= What to do =
Pick out all lines in the listing holding the string "FARNHAM" and copy them.

[Extracted records]
━━━━━━

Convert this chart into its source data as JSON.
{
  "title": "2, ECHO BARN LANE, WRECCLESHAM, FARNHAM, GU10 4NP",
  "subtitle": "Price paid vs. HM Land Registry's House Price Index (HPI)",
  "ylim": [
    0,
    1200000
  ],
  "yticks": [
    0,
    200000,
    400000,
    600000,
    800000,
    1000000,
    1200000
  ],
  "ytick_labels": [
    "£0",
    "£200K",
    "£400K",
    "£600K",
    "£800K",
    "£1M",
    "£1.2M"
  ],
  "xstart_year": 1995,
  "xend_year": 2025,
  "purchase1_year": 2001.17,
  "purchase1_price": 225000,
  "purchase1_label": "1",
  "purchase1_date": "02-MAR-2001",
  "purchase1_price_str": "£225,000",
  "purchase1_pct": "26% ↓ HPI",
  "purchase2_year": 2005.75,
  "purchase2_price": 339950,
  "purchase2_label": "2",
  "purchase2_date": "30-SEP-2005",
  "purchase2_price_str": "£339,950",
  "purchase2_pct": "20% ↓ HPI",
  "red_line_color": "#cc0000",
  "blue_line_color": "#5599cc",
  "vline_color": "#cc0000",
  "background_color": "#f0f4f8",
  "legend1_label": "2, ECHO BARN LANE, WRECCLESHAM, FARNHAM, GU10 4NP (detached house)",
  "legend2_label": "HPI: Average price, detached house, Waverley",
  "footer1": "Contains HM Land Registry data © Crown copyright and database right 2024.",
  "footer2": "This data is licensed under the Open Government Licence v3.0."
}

━━━━━━

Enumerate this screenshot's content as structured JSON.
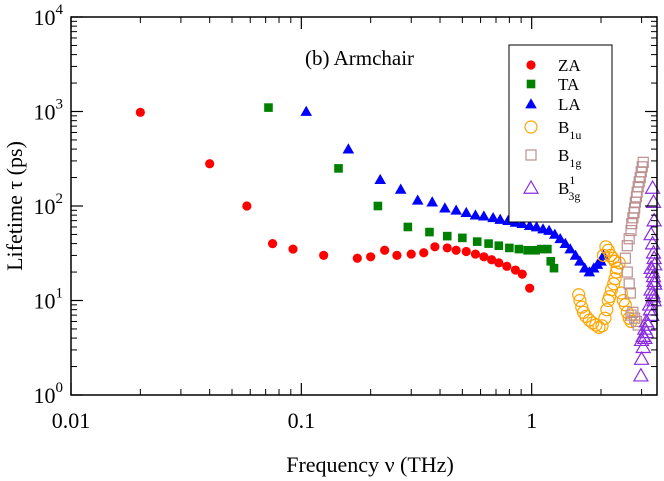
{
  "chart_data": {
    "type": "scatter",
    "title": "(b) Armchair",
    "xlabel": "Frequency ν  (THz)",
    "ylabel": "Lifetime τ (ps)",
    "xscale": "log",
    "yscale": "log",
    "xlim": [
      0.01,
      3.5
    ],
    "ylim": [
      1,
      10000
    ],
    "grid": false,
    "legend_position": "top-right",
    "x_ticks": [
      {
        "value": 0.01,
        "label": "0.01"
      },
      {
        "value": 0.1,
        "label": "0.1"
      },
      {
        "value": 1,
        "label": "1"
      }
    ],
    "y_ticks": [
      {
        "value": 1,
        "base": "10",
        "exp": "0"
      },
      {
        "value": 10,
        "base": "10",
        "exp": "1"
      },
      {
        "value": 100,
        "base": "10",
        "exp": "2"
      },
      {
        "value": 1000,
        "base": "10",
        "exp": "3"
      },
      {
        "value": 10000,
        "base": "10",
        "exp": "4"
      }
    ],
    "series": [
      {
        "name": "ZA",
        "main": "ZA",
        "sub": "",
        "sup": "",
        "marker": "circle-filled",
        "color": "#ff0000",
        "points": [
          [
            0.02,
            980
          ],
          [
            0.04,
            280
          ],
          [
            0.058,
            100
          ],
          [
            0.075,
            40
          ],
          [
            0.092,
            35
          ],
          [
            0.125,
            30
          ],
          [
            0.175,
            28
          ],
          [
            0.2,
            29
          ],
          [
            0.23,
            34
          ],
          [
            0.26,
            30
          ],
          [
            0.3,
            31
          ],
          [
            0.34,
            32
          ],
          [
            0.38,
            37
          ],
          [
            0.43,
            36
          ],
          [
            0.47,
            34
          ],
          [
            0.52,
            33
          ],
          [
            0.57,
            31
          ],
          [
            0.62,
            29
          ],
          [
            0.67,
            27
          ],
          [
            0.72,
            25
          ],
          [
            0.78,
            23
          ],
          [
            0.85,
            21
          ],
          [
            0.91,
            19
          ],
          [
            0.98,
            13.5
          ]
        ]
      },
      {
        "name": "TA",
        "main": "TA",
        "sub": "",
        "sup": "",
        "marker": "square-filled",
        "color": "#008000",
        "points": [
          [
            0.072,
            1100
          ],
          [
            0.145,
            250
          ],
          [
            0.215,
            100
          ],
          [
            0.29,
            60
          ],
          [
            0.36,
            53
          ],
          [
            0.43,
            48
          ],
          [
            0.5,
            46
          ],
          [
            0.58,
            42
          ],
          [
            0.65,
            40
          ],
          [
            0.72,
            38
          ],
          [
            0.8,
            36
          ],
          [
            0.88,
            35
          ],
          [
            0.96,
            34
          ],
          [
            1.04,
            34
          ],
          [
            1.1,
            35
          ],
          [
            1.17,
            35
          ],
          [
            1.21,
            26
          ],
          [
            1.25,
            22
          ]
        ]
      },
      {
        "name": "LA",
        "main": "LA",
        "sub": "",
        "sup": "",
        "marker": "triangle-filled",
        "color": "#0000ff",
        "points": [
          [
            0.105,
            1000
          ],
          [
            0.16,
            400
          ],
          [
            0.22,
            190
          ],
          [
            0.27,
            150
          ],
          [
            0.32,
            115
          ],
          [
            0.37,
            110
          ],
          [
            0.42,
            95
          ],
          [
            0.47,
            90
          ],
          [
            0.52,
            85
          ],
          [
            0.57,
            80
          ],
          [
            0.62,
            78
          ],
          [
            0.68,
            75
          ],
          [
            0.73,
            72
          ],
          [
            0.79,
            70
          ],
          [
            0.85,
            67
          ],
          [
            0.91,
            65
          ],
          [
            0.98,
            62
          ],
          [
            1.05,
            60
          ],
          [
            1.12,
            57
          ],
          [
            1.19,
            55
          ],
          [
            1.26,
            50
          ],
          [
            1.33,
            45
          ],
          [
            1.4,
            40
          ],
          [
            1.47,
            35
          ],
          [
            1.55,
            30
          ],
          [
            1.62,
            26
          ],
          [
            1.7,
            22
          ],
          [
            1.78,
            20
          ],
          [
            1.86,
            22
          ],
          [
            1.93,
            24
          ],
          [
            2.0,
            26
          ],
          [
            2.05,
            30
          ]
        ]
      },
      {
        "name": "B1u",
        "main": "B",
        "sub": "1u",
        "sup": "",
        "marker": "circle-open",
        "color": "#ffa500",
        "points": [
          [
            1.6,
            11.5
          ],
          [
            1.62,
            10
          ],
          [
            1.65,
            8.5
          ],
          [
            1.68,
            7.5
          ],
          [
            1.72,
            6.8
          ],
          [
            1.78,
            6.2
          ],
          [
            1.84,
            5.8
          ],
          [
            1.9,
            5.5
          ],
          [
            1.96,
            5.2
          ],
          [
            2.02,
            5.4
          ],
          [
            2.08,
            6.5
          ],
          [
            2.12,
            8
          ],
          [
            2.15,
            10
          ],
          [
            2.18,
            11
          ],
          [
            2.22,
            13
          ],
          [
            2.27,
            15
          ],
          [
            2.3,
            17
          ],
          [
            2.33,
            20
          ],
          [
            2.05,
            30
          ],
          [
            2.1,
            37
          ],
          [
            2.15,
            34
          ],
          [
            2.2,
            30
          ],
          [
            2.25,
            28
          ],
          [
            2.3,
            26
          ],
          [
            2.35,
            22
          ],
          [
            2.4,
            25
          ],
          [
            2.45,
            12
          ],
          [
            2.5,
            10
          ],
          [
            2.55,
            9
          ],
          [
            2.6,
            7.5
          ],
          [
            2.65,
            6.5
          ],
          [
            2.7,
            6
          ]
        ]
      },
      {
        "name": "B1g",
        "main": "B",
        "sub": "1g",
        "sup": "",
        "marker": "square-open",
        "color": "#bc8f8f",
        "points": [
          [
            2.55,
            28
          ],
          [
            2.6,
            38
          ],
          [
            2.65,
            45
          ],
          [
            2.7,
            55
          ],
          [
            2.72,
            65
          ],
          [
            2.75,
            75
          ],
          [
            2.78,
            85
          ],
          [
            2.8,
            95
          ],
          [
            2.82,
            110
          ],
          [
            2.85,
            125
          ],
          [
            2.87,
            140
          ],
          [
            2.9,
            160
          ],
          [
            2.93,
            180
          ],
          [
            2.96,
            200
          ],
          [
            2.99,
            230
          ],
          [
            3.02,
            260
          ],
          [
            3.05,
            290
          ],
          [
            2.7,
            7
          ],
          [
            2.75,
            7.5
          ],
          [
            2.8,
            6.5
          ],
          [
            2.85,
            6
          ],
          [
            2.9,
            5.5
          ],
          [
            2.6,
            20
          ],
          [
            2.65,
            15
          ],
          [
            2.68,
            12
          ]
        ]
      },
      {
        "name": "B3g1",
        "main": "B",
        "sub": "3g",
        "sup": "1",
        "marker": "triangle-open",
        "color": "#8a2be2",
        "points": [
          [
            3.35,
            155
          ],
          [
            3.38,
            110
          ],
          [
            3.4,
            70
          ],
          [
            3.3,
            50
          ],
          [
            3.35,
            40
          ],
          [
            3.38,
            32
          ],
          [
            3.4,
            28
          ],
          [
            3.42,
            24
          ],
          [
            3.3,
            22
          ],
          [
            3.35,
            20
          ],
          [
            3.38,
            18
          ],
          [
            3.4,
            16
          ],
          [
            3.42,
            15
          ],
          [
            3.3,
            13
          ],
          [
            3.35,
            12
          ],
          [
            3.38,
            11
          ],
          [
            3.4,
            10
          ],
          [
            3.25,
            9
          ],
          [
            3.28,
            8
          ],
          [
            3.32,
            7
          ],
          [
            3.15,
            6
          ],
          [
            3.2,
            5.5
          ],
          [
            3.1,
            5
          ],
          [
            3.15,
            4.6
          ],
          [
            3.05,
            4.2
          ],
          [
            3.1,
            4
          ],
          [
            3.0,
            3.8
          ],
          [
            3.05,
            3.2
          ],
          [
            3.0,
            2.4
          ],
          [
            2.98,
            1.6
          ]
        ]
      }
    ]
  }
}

━━━━━━

= Written answer =
  "title": "2, ECHO BARN LANE, WRECCLESHAM, FARNHAM, GU10 4NP",
  "legend1_label": "2, ECHO BARN LANE, WRECCLESHAM, FARNHAM, GU10 4NP (detached house)",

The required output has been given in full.